### [RECORDS PROVIDED]
------------------------
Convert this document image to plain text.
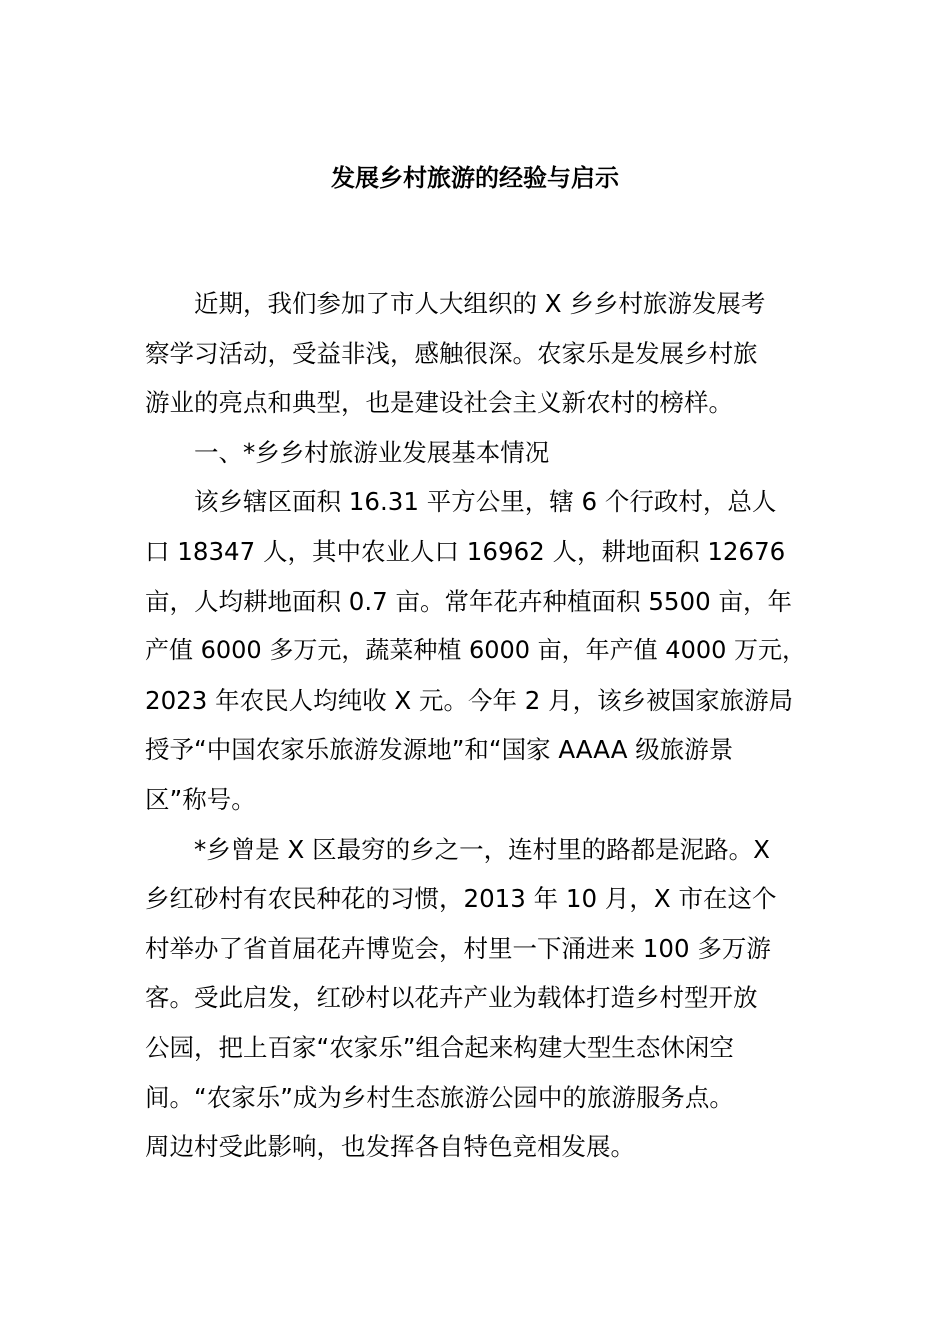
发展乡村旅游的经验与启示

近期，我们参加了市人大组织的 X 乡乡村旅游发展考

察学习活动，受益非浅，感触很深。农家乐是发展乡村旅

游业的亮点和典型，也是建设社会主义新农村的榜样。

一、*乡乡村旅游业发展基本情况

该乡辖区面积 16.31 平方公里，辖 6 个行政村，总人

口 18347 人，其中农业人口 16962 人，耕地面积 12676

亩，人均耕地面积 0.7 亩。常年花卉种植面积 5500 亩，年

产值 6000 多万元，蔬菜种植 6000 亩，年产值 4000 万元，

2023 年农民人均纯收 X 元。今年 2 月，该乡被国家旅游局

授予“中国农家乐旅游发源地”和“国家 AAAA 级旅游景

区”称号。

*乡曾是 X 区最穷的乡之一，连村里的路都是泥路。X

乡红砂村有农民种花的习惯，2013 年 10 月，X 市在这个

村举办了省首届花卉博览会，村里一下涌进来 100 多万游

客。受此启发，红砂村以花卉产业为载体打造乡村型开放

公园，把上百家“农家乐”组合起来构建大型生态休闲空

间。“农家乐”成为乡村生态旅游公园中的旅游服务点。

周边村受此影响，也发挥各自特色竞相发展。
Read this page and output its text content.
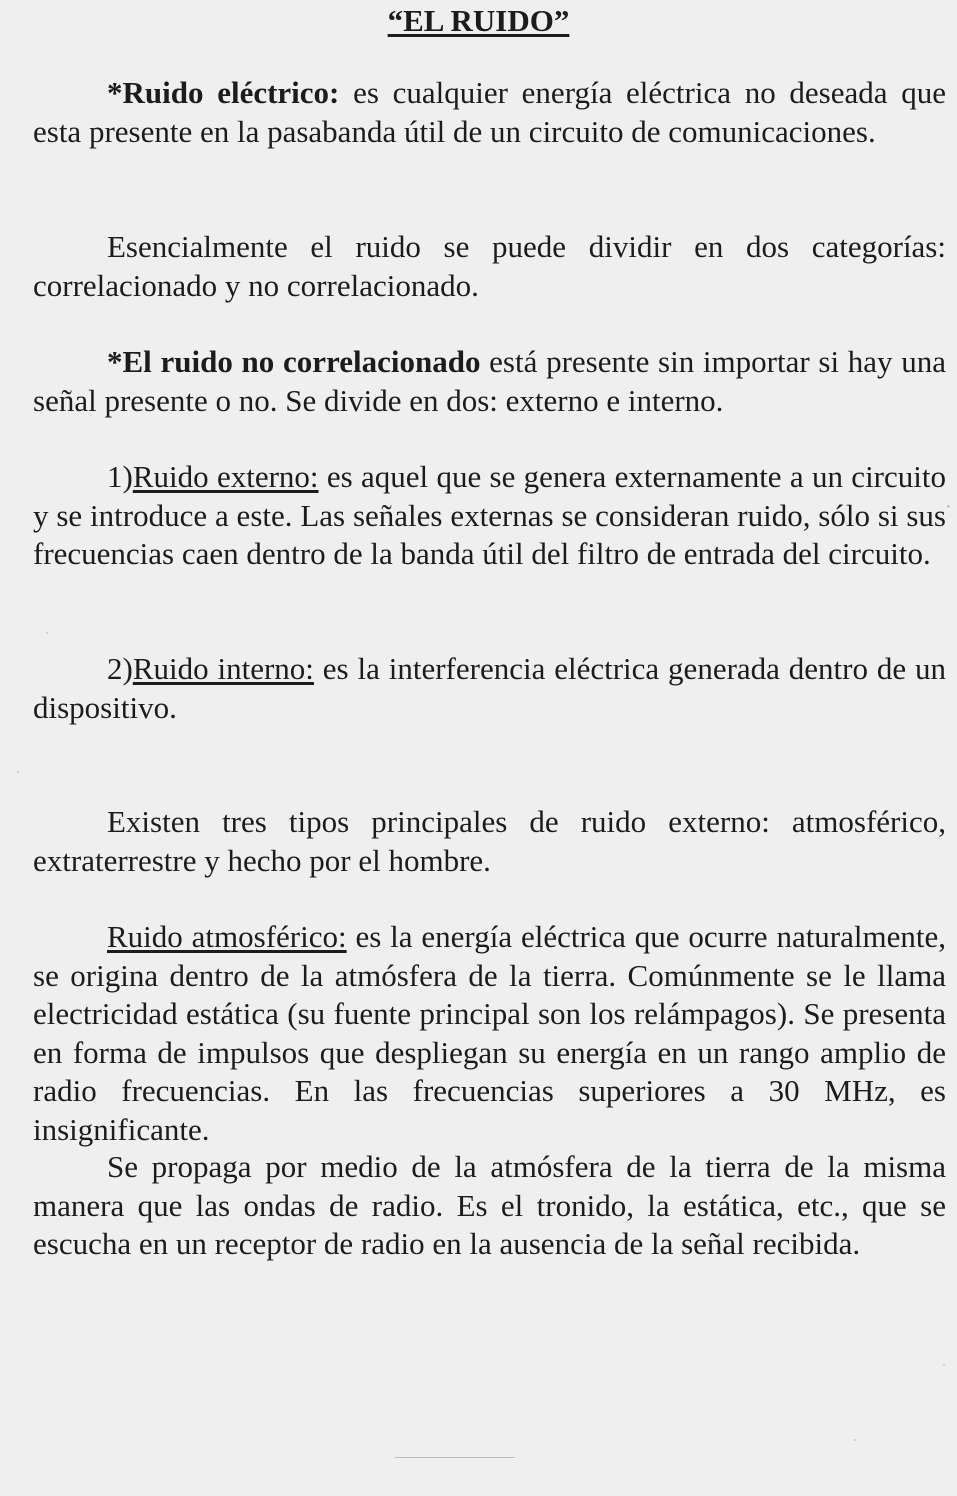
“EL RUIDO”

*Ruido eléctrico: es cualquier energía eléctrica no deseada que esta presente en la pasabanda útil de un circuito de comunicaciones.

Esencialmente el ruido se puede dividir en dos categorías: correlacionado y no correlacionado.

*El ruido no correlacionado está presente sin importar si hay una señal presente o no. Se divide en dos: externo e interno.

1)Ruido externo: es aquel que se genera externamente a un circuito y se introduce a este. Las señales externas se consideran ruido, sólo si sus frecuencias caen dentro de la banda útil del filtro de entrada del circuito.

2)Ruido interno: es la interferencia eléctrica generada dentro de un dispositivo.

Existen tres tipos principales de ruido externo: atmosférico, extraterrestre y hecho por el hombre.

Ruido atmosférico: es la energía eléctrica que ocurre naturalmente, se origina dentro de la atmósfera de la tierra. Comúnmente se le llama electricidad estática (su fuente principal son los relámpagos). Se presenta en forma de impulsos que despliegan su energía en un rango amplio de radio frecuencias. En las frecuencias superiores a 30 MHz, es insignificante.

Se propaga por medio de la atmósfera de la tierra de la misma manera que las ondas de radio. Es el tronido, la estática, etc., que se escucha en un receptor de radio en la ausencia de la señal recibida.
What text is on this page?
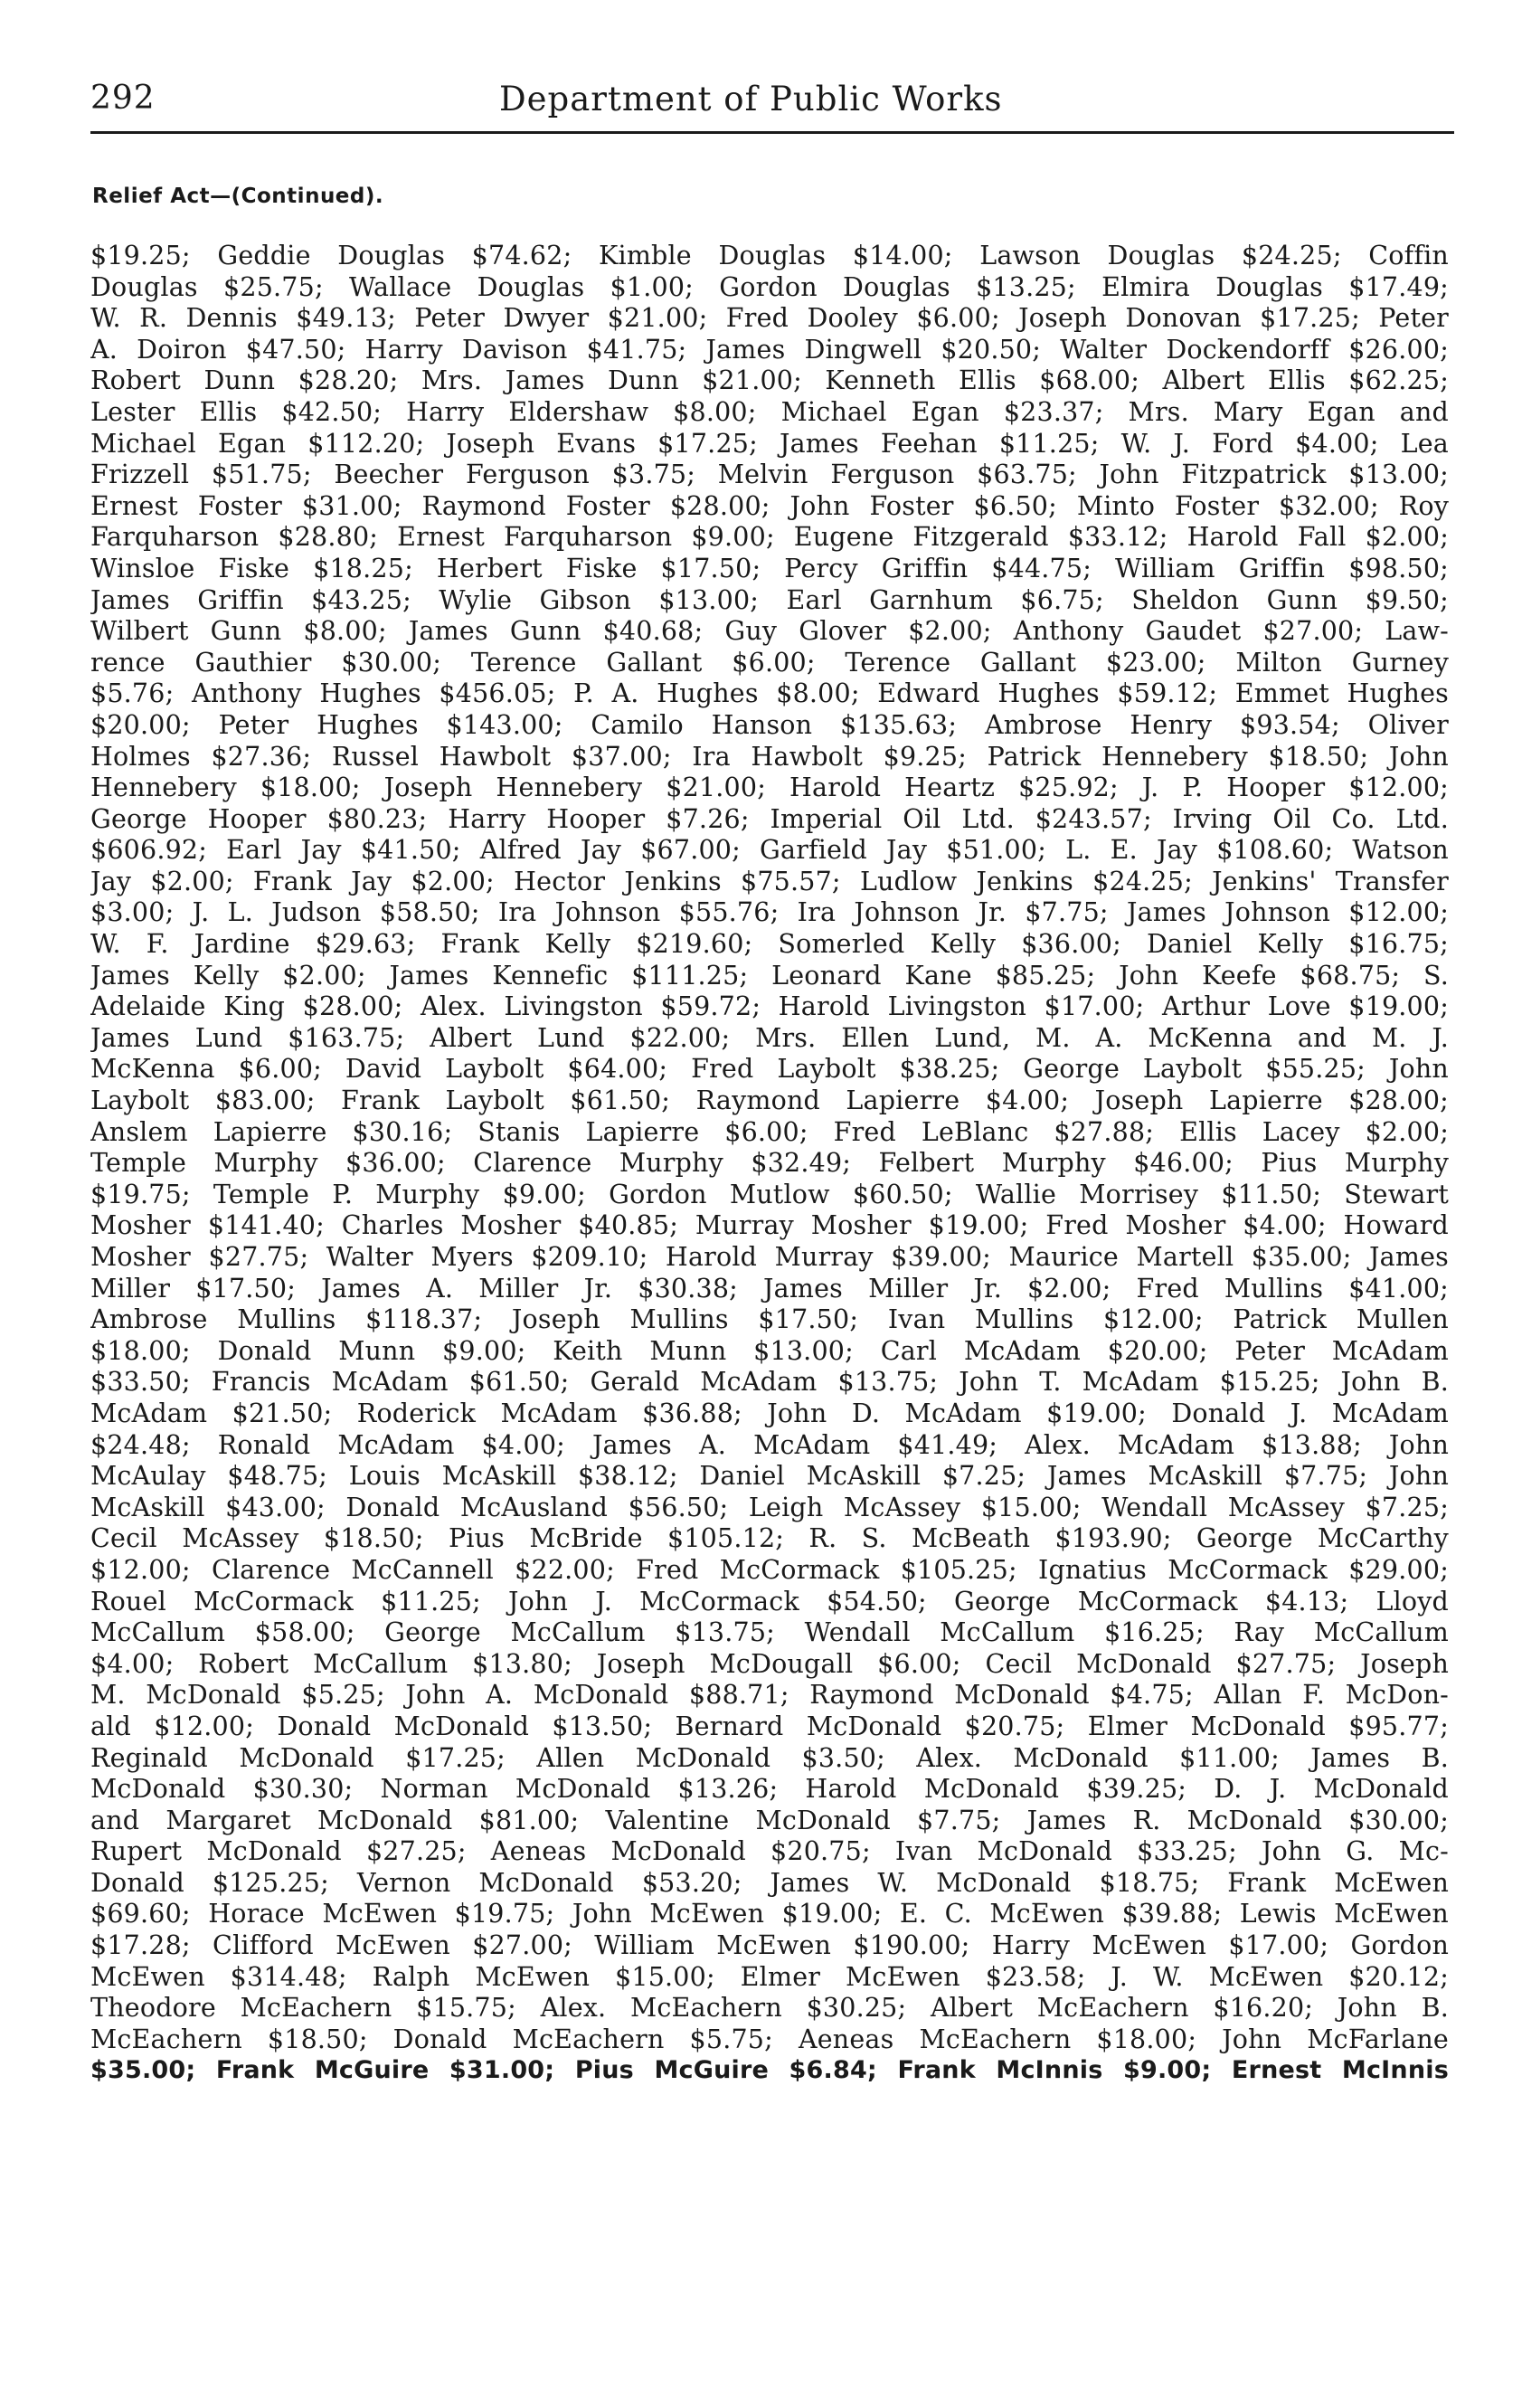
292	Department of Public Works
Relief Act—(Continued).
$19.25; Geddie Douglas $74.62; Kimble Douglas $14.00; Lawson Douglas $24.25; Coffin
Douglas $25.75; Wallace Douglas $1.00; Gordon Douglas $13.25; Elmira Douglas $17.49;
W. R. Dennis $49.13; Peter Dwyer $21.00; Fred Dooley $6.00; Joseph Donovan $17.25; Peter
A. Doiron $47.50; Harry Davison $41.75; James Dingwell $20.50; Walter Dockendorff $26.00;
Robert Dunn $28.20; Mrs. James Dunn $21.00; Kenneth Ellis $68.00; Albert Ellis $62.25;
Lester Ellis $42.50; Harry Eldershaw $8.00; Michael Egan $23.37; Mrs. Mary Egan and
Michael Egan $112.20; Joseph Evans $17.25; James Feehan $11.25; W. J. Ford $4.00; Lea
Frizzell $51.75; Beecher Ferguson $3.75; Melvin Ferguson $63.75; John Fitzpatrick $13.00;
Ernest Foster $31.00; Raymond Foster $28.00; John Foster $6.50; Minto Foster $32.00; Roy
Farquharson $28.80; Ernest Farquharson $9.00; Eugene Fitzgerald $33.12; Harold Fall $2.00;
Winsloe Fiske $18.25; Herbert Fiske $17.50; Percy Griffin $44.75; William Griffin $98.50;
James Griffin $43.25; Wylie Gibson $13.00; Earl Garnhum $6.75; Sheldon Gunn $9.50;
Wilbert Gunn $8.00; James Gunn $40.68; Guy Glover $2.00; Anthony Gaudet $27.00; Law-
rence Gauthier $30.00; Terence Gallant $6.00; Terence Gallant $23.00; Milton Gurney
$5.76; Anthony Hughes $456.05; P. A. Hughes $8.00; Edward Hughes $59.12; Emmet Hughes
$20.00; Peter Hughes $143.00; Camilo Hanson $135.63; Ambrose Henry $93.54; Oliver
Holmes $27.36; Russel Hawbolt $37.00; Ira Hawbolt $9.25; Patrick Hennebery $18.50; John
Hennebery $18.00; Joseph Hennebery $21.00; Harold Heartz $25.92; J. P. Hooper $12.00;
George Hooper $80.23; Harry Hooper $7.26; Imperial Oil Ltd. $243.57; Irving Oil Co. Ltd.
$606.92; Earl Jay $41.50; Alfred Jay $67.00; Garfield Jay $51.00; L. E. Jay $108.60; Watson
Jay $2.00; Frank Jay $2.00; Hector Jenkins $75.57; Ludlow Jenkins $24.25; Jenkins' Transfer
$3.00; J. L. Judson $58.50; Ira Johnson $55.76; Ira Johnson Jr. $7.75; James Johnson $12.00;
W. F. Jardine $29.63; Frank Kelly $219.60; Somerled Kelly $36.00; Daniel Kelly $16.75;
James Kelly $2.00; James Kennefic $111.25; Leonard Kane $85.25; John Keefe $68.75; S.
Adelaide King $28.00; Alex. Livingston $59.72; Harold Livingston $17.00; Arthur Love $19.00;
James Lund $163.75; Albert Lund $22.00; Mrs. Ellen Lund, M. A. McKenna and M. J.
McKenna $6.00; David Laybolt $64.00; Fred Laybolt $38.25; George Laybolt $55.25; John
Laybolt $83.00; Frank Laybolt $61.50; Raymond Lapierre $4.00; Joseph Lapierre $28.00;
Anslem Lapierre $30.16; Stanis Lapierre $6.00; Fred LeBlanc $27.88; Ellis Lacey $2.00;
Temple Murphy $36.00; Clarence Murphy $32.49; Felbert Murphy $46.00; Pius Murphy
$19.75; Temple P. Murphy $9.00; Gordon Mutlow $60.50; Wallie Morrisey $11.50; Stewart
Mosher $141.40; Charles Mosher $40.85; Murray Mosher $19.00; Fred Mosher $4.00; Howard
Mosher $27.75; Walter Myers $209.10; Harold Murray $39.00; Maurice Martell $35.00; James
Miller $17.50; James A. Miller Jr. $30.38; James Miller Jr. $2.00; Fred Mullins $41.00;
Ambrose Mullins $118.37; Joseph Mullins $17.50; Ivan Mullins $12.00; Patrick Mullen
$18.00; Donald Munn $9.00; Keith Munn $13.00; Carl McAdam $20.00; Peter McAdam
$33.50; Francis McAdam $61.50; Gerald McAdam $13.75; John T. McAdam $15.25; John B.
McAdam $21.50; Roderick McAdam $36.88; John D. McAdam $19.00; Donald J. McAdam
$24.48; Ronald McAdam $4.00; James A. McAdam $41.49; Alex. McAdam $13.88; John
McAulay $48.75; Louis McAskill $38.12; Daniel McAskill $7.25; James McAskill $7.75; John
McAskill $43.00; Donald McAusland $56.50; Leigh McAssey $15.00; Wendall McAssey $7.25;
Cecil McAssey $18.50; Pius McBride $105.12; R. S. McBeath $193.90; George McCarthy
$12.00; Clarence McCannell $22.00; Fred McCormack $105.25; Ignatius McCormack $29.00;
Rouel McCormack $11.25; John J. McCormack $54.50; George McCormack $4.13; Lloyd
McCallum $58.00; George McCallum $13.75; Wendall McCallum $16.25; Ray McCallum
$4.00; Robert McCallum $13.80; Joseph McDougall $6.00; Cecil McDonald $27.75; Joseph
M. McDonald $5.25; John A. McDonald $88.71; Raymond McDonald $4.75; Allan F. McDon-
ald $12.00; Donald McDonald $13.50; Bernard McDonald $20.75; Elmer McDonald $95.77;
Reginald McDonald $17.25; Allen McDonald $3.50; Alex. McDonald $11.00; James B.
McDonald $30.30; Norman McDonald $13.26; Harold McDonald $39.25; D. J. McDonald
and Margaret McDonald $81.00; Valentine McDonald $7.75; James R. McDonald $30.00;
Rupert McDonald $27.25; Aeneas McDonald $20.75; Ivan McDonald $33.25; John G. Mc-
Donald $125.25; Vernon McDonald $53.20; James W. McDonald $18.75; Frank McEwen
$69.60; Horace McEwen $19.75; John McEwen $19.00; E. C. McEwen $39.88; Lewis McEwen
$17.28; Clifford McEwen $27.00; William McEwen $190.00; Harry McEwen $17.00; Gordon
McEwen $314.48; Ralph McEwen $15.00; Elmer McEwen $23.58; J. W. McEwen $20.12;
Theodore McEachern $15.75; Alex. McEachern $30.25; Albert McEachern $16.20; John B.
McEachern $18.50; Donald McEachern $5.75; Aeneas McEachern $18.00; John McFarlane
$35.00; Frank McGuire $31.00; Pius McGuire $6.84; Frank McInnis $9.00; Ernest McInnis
------------------------
### [SET EXERCISE]
Copy each line above that contains the word "Gordon".

### [EXPECTED OUTPUT]
Douglas $25.75; Wallace Douglas $1.00; Gordon Douglas $13.25; Elmira Douglas $17.49;
$19.75; Temple P. Murphy $9.00; Gordon Mutlow $60.50; Wallie Morrisey $11.50; Stewart
$17.28; Clifford McEwen $27.00; William McEwen $190.00; Harry McEwen $17.00; Gordon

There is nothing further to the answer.